##### EXCERPTED RECORDS #####
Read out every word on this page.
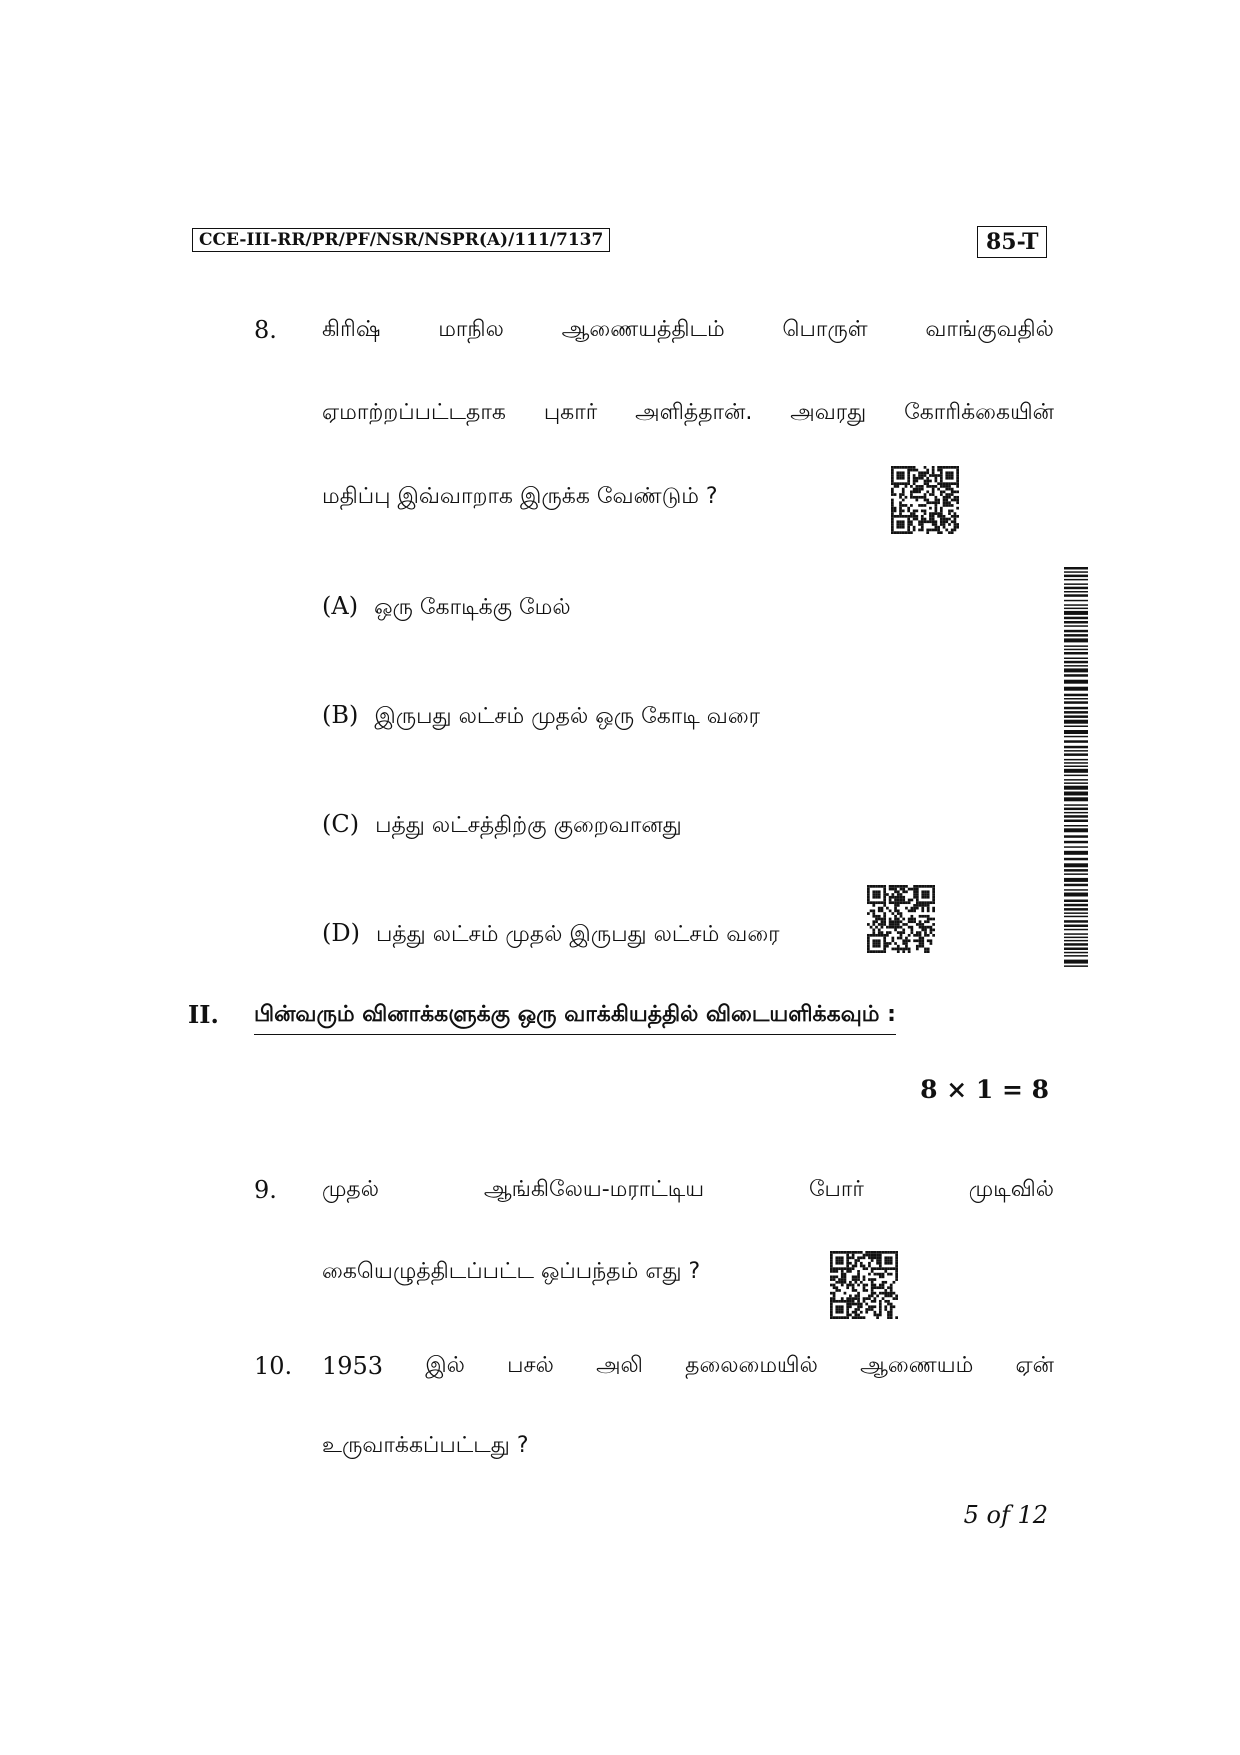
CCE-III-RR/PR/PF/NSR/NSPR(A)/111/7137	85-T
8. கிரிஷ்	மாநில	ஆணையத்திடம்	பொருள்	வாங்குவதில்
ஏமாற்றப்பட்டதாக புகார் அளித்தான். அவரது கோரிக்கையின்
மதிப்பு இவ்வாறாக இருக்க வேண்டும் ?
(A) ஒரு கோடிக்கு மேல்
(B) இருபது லட்சம் முதல் ஒரு கோடி வரை
(C) பத்து லட்சத்திற்கு குறைவானது
(D) பத்து லட்சம் முதல் இருபது லட்சம் வரை
II. பின்வரும் வினாக்களுக்கு ஒரு வாக்கியத்தில் விடையளிக்கவும் :
8 × 1 = 8
9. முதல்	ஆங்கிலேய-மராட்டிய	போர்	முடிவில்
கையெழுத்திடப்பட்ட ஒப்பந்தம் எது ?
10. 1953 இல் பசல் அலி தலைமையில் ஆணையம் ஏன்
உருவாக்கப்பட்டது ?
5 of 12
#####
PROBLEM DESCRIPTION
Without the pictures, repeat the listing above exactly.

THE RESPONSE
Read out every word on this page.
CCE-III-RR/PR/PF/NSR/NSPR(A)/111/7137	85-T
8. கிரிஷ்	மாநில	ஆணையத்திடம்	பொருள்	வாங்குவதில்
ஏமாற்றப்பட்டதாக புகார் அளித்தான். அவரது கோரிக்கையின்
மதிப்பு இவ்வாறாக இருக்க வேண்டும் ?
(A) ஒரு கோடிக்கு மேல்
(B) இருபது லட்சம் முதல் ஒரு கோடி வரை
(C) பத்து லட்சத்திற்கு குறைவானது
(D) பத்து லட்சம் முதல் இருபது லட்சம் வரை
II. பின்வரும் வினாக்களுக்கு ஒரு வாக்கியத்தில் விடையளிக்கவும் :
8 × 1 = 8
9. முதல்	ஆங்கிலேய-மராட்டிய	போர்	முடிவில்
கையெழுத்திடப்பட்ட ஒப்பந்தம் எது ?
10. 1953 இல் பசல் அலி தலைமையில் ஆணையம் ஏன்
உருவாக்கப்பட்டது ?
5 of 12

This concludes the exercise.